▸ WRITTEN EXERCISE: Without the pictures, set down the records below word for word.

▸ STORED RECORDS:
* START *

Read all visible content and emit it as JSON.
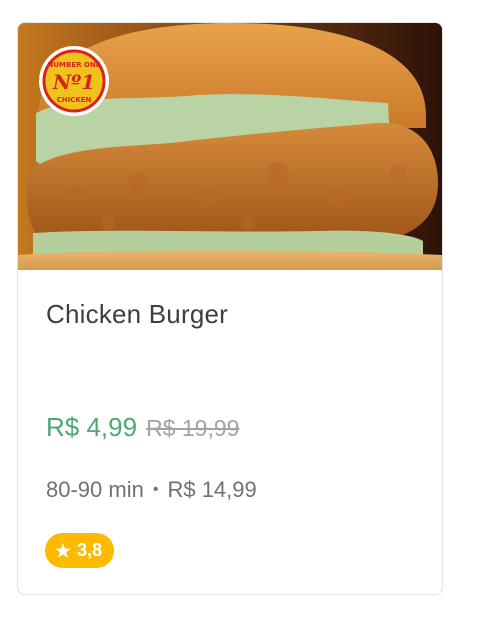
{
  "card": {
    "image_alt": "Chicken burger photo",
    "logo_lines": [
      "NUMBER ONE",
      "Nº1",
      "CHICKEN"
    ],
    "title": "Chicken Burger",
    "price": "R$ 4,99",
    "old_price": "R$ 19,99",
    "delivery_time": "80-90 min",
    "separator": "•",
    "delivery_fee": "R$ 14,99",
    "rating": "3,8",
    "rating_icon": "star-icon"
  },
  "colors": {
    "price": "#50a773",
    "rating_badge": "#fcbb00",
    "title": "#3f3e3e"
  }
}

* END *

▸ FULL RESPONSE:
Read all visible content and emit it as JSON.
{
  "card": {
    "image_alt": "Chicken burger photo",
    "logo_lines": [
      "NUMBER ONE",
      "Nº1",
      "CHICKEN"
    ],
    "title": "Chicken Burger",
    "price": "R$ 4,99",
    "old_price": "R$ 19,99",
    "delivery_time": "80-90 min",
    "separator": "•",
    "delivery_fee": "R$ 14,99",
    "rating": "3,8",
    "rating_icon": "star-icon"
  },
  "colors": {
    "price": "#50a773",
    "rating_badge": "#fcbb00",
    "title": "#3f3e3e"
  }
}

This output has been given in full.